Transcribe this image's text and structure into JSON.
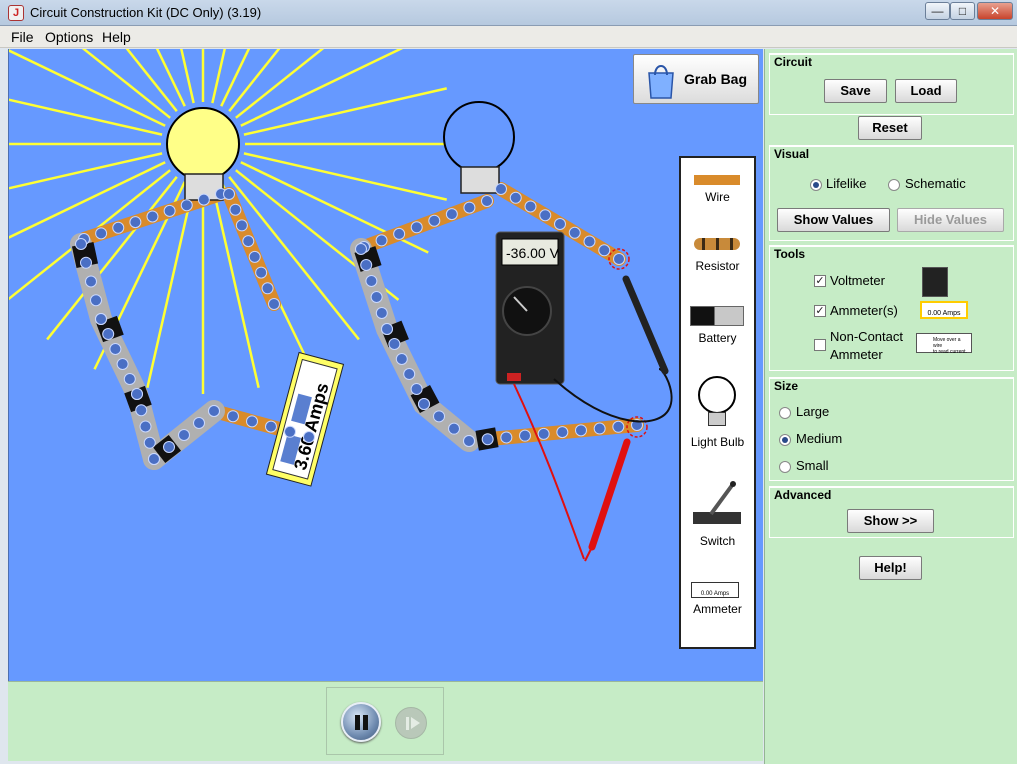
{
  "window": {
    "title": "Circuit Construction Kit (DC Only) (3.19)",
    "minimize": "—",
    "maximize": "□",
    "close": "✕"
  },
  "menu": [
    "File",
    "Options",
    "Help"
  ],
  "workspace": {
    "grab_bag_label": "Grab Bag",
    "ammeter_reading": "3.60 Amps",
    "voltmeter_reading": "-36.00 V"
  },
  "toolbox": {
    "items": [
      {
        "label": "Wire",
        "icon": "wire-icon"
      },
      {
        "label": "Resistor",
        "icon": "resistor-icon"
      },
      {
        "label": "Battery",
        "icon": "battery-icon"
      },
      {
        "label": "Light Bulb",
        "icon": "light-bulb-icon"
      },
      {
        "label": "Switch",
        "icon": "switch-icon"
      },
      {
        "label": "Ammeter",
        "icon": "ammeter-icon"
      }
    ],
    "ammeter_icon_text": "0.00 Amps"
  },
  "panel": {
    "circuit": {
      "title": "Circuit",
      "save": "Save",
      "load": "Load"
    },
    "reset": "Reset",
    "visual": {
      "title": "Visual",
      "lifelike": "Lifelike",
      "schematic": "Schematic",
      "selected": "Lifelike",
      "show_values": "Show Values",
      "hide_values": "Hide Values"
    },
    "tools": {
      "title": "Tools",
      "voltmeter": {
        "label": "Voltmeter",
        "checked": true
      },
      "ammeters": {
        "label": "Ammeter(s)",
        "checked": true,
        "icon_text": "0.00 Amps"
      },
      "non_contact": {
        "label_line1": "Non-Contact",
        "label_line2": "Ammeter",
        "checked": false,
        "icon_text_line1": "Move over a wire",
        "icon_text_line2": "to read current."
      }
    },
    "size": {
      "title": "Size",
      "options": [
        "Large",
        "Medium",
        "Small"
      ],
      "selected": "Medium"
    },
    "advanced": {
      "title": "Advanced",
      "show": "Show >>"
    },
    "help": "Help!"
  },
  "colors": {
    "workspace_bg": "#6699ff",
    "panel_bg": "#c6ecc6",
    "wire": "#d98b2b",
    "electron": "#4a6fc4",
    "light_rays": "#ffff33",
    "probe_red": "#e01010"
  }
}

Exercise details »
An exact transcription of all the entries is required, without the pictures.

Solution to this exercise »
Transcribe this image's text and structure into JSON.
{
  "window": {
    "title": "Circuit Construction Kit (DC Only) (3.19)",
    "minimize": "—",
    "maximize": "□",
    "close": "✕"
  },
  "menu": [
    "File",
    "Options",
    "Help"
  ],
  "workspace": {
    "grab_bag_label": "Grab Bag",
    "ammeter_reading": "3.60 Amps",
    "voltmeter_reading": "-36.00 V"
  },
  "toolbox": {
    "items": [
      {
        "label": "Wire",
        "icon": "wire-icon"
      },
      {
        "label": "Resistor",
        "icon": "resistor-icon"
      },
      {
        "label": "Battery",
        "icon": "battery-icon"
      },
      {
        "label": "Light Bulb",
        "icon": "light-bulb-icon"
      },
      {
        "label": "Switch",
        "icon": "switch-icon"
      },
      {
        "label": "Ammeter",
        "icon": "ammeter-icon"
      }
    ],
    "ammeter_icon_text": "0.00 Amps"
  },
  "panel": {
    "circuit": {
      "title": "Circuit",
      "save": "Save",
      "load": "Load"
    },
    "reset": "Reset",
    "visual": {
      "title": "Visual",
      "lifelike": "Lifelike",
      "schematic": "Schematic",
      "selected": "Lifelike",
      "show_values": "Show Values",
      "hide_values": "Hide Values"
    },
    "tools": {
      "title": "Tools",
      "voltmeter": {
        "label": "Voltmeter",
        "checked": true
      },
      "ammeters": {
        "label": "Ammeter(s)",
        "checked": true,
        "icon_text": "0.00 Amps"
      },
      "non_contact": {
        "label_line1": "Non-Contact",
        "label_line2": "Ammeter",
        "checked": false,
        "icon_text_line1": "Move over a wire",
        "icon_text_line2": "to read current."
      }
    },
    "size": {
      "title": "Size",
      "options": [
        "Large",
        "Medium",
        "Small"
      ],
      "selected": "Medium"
    },
    "advanced": {
      "title": "Advanced",
      "show": "Show >>"
    },
    "help": "Help!"
  },
  "colors": {
    "workspace_bg": "#6699ff",
    "panel_bg": "#c6ecc6",
    "wire": "#d98b2b",
    "electron": "#4a6fc4",
    "light_rays": "#ffff33",
    "probe_red": "#e01010"
  }
}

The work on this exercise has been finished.